*TASK TO CARRY OUT:*
Identify each line in the records below that contains the word "Transmission", and copy it.
□ □ □ □
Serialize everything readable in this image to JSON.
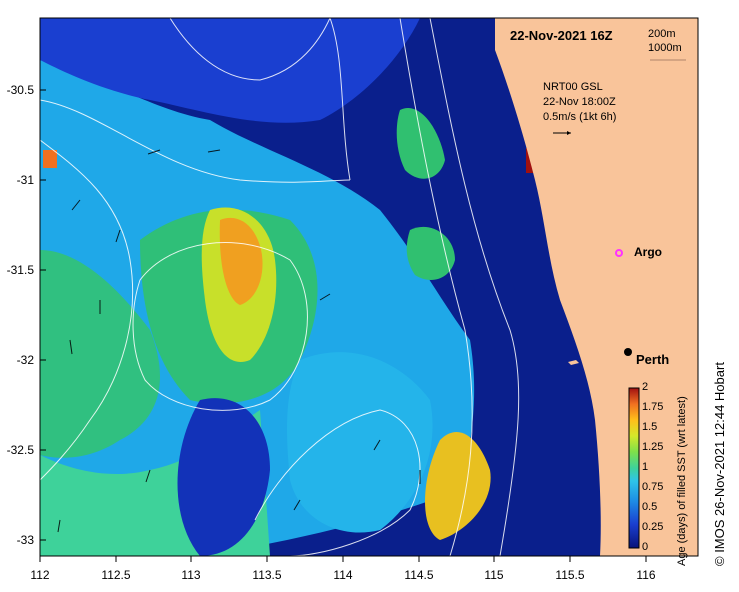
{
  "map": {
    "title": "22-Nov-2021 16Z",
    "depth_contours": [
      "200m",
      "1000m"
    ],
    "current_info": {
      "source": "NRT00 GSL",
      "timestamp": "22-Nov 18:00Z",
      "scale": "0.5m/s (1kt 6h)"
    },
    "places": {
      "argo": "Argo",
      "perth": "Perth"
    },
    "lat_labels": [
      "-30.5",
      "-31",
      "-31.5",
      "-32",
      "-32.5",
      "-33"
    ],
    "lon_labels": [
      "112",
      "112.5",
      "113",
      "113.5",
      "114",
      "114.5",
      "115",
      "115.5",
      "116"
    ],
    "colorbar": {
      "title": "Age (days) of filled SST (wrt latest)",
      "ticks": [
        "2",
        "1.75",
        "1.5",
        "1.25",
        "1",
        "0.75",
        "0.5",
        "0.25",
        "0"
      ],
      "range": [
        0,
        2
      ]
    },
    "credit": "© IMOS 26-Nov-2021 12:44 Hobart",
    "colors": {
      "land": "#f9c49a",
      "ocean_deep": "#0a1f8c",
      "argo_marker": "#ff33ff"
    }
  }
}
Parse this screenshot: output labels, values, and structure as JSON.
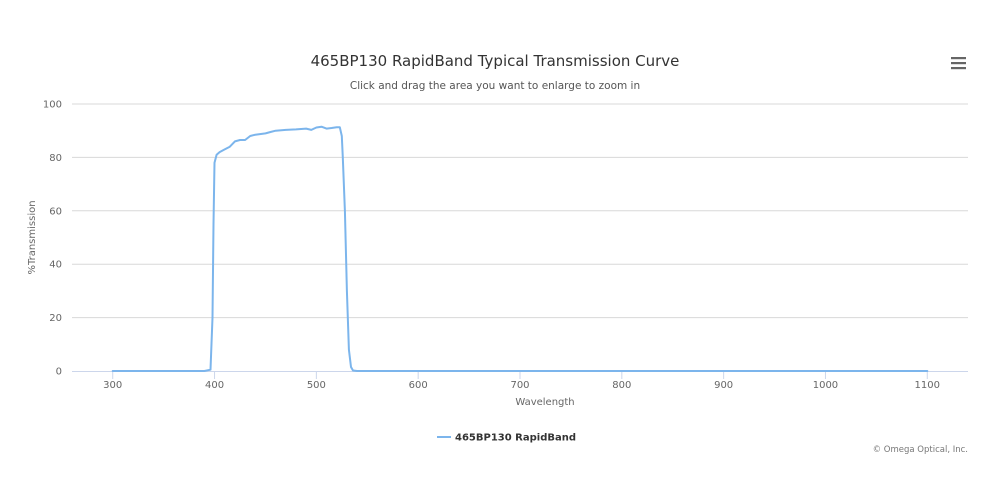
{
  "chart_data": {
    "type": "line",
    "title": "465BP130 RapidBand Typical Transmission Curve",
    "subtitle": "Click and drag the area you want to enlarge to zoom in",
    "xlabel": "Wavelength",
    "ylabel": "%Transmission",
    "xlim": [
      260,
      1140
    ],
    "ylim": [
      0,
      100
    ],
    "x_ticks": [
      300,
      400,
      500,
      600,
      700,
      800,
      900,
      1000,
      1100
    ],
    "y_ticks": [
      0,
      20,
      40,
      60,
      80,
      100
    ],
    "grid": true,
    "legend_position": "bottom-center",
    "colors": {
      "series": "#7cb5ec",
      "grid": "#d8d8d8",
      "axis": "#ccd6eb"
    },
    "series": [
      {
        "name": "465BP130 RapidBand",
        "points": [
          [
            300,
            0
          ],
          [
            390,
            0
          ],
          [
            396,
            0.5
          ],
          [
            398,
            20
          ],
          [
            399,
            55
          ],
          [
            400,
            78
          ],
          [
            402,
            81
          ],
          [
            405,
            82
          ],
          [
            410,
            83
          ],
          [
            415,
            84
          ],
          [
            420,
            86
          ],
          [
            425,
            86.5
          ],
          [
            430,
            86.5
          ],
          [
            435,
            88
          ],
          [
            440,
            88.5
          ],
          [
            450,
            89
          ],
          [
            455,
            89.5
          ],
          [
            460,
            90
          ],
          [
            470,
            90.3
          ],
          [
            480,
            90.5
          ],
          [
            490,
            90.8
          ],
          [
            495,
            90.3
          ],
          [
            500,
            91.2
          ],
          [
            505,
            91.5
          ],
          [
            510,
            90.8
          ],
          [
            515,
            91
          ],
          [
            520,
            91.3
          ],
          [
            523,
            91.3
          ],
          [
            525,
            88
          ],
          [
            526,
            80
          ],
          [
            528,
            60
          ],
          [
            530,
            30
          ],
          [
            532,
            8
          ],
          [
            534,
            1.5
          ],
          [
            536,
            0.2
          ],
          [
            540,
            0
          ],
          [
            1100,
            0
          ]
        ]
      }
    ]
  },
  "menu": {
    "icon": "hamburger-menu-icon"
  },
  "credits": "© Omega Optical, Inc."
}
□ □ □ □
*WORKED ANSWER:*
    "title": "465BP130 RapidBand Typical Transmission Curve",
    "ylabel": "%Transmission",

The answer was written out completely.